▸ **RECORDS SUPPLIED**:
▼

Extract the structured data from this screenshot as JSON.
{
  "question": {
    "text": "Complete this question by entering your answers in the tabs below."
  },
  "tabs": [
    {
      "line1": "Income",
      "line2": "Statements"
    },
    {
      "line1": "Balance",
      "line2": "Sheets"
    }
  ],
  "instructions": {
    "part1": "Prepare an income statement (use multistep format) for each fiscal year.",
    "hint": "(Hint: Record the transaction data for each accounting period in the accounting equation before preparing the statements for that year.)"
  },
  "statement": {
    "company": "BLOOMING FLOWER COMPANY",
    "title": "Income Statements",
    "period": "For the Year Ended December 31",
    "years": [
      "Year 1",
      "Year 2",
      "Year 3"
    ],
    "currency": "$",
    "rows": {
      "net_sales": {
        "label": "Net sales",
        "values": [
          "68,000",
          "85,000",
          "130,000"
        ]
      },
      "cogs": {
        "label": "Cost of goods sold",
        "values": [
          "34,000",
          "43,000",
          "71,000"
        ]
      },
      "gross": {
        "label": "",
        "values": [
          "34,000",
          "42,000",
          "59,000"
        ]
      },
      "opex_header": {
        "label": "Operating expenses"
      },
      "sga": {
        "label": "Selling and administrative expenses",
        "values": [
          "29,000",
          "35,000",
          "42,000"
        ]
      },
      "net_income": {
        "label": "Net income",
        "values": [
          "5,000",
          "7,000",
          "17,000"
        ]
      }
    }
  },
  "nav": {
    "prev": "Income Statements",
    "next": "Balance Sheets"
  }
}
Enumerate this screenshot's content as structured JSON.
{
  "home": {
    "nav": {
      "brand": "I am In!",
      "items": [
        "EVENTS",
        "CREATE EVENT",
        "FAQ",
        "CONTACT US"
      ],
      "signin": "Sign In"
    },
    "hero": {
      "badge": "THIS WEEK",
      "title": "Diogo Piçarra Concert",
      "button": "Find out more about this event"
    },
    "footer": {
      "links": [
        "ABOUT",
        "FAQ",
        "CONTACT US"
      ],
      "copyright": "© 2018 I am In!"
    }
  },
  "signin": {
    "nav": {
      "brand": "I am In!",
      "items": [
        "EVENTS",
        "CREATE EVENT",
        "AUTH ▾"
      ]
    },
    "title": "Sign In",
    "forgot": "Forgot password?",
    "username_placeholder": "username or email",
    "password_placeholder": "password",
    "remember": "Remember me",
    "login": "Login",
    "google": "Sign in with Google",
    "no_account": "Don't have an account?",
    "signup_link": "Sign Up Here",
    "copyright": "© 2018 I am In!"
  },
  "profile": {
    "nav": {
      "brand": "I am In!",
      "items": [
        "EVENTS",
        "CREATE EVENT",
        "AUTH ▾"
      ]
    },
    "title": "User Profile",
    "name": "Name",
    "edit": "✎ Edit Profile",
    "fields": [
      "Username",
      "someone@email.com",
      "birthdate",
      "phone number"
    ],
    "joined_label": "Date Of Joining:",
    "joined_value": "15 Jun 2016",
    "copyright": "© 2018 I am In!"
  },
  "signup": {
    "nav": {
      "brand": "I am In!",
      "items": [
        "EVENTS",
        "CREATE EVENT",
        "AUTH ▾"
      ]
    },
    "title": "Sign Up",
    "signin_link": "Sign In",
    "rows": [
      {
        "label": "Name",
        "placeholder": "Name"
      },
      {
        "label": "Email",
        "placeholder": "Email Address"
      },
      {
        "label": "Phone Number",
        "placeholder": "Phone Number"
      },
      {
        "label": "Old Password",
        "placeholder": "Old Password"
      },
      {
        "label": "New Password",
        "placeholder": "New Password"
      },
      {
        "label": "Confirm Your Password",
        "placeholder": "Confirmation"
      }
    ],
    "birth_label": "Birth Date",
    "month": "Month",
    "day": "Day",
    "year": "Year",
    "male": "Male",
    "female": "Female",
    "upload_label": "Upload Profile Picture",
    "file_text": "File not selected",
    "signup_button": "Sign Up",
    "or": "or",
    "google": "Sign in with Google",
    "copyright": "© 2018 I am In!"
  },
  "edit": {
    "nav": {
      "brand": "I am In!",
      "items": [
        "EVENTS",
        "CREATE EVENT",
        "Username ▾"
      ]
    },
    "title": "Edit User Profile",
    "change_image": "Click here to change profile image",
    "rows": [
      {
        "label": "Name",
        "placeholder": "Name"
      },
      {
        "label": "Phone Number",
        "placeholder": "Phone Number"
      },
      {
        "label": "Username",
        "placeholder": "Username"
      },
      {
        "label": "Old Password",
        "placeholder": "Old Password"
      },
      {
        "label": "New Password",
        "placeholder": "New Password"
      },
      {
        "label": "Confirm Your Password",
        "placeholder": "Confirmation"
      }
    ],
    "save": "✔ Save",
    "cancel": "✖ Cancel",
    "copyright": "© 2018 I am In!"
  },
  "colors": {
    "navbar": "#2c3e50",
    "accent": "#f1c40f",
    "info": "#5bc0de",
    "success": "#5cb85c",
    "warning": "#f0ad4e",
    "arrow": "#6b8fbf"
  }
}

▲

Quote each line of the data above exactly as written.

Extract the structured data from this screenshot as JSON.
{
  "question": {
    "text": "Complete this question by entering your answers in the tabs below."
  },
  "tabs": [
    {
      "line1": "Income",
      "line2": "Statements"
    },
    {
      "line1": "Balance",
      "line2": "Sheets"
    }
  ],
  "instructions": {
    "part1": "Prepare an income statement (use multistep format) for each fiscal year.",
    "hint": "(Hint: Record the transaction data for each accounting period in the accounting equation before preparing the statements for that year.)"
  },
  "statement": {
    "company": "BLOOMING FLOWER COMPANY",
    "title": "Income Statements",
    "period": "For the Year Ended December 31",
    "years": [
      "Year 1",
      "Year 2",
      "Year 3"
    ],
    "currency": "$",
    "rows": {
      "net_sales": {
        "label": "Net sales",
        "values": [
          "68,000",
          "85,000",
          "130,000"
        ]
      },
      "cogs": {
        "label": "Cost of goods sold",
        "values": [
          "34,000",
          "43,000",
          "71,000"
        ]
      },
      "gross": {
        "label": "",
        "values": [
          "34,000",
          "42,000",
          "59,000"
        ]
      },
      "opex_header": {
        "label": "Operating expenses"
      },
      "sga": {
        "label": "Selling and administrative expenses",
        "values": [
          "29,000",
          "35,000",
          "42,000"
        ]
      },
      "net_income": {
        "label": "Net income",
        "values": [
          "5,000",
          "7,000",
          "17,000"
        ]
      }
    }
  },
  "nav": {
    "prev": "Income Statements",
    "next": "Balance Sheets"
  }
}
Enumerate this screenshot's content as structured JSON.
{
  "home": {
    "nav": {
      "brand": "I am In!",
      "items": [
        "EVENTS",
        "CREATE EVENT",
        "FAQ",
        "CONTACT US"
      ],
      "signin": "Sign In"
    },
    "hero": {
      "badge": "THIS WEEK",
      "title": "Diogo Piçarra Concert",
      "button": "Find out more about this event"
    },
    "footer": {
      "links": [
        "ABOUT",
        "FAQ",
        "CONTACT US"
      ],
      "copyright": "© 2018 I am In!"
    }
  },
  "signin": {
    "nav": {
      "brand": "I am In!",
      "items": [
        "EVENTS",
        "CREATE EVENT",
        "AUTH ▾"
      ]
    },
    "title": "Sign In",
    "forgot": "Forgot password?",
    "username_placeholder": "username or email",
    "password_placeholder": "password",
    "remember": "Remember me",
    "login": "Login",
    "google": "Sign in with Google",
    "no_account": "Don't have an account?",
    "signup_link": "Sign Up Here",
    "copyright": "© 2018 I am In!"
  },
  "profile": {
    "nav": {
      "brand": "I am In!",
      "items": [
        "EVENTS",
        "CREATE EVENT",
        "AUTH ▾"
      ]
    },
    "title": "User Profile",
    "name": "Name",
    "edit": "✎ Edit Profile",
    "fields": [
      "Username",
      "someone@email.com",
      "birthdate",
      "phone number"
    ],
    "joined_label": "Date Of Joining:",
    "joined_value": "15 Jun 2016",
    "copyright": "© 2018 I am In!"
  },
  "signup": {
    "nav": {
      "brand": "I am In!",
      "items": [
        "EVENTS",
        "CREATE EVENT",
        "AUTH ▾"
      ]
    },
    "title": "Sign Up",
    "signin_link": "Sign In",
    "rows": [
      {
        "label": "Name",
        "placeholder": "Name"
      },
      {
        "label": "Email",
        "placeholder": "Email Address"
      },
      {
        "label": "Phone Number",
        "placeholder": "Phone Number"
      },
      {
        "label": "Old Password",
        "placeholder": "Old Password"
      },
      {
        "label": "New Password",
        "placeholder": "New Password"
      },
      {
        "label": "Confirm Your Password",
        "placeholder": "Confirmation"
      }
    ],
    "birth_label": "Birth Date",
    "month": "Month",
    "day": "Day",
    "year": "Year",
    "male": "Male",
    "female": "Female",
    "upload_label": "Upload Profile Picture",
    "file_text": "File not selected",
    "signup_button": "Sign Up",
    "or": "or",
    "google": "Sign in with Google",
    "copyright": "© 2018 I am In!"
  },
  "edit": {
    "nav": {
      "brand": "I am In!",
      "items": [
        "EVENTS",
        "CREATE EVENT",
        "Username ▾"
      ]
    },
    "title": "Edit User Profile",
    "change_image": "Click here to change profile image",
    "rows": [
      {
        "label": "Name",
        "placeholder": "Name"
      },
      {
        "label": "Phone Number",
        "placeholder": "Phone Number"
      },
      {
        "label": "Username",
        "placeholder": "Username"
      },
      {
        "label": "Old Password",
        "placeholder": "Old Password"
      },
      {
        "label": "New Password",
        "placeholder": "New Password"
      },
      {
        "label": "Confirm Your Password",
        "placeholder": "Confirmation"
      }
    ],
    "save": "✔ Save",
    "cancel": "✖ Cancel",
    "copyright": "© 2018 I am In!"
  },
  "colors": {
    "navbar": "#2c3e50",
    "accent": "#f1c40f",
    "info": "#5bc0de",
    "success": "#5cb85c",
    "warning": "#f0ad4e",
    "arrow": "#6b8fbf"
  }
}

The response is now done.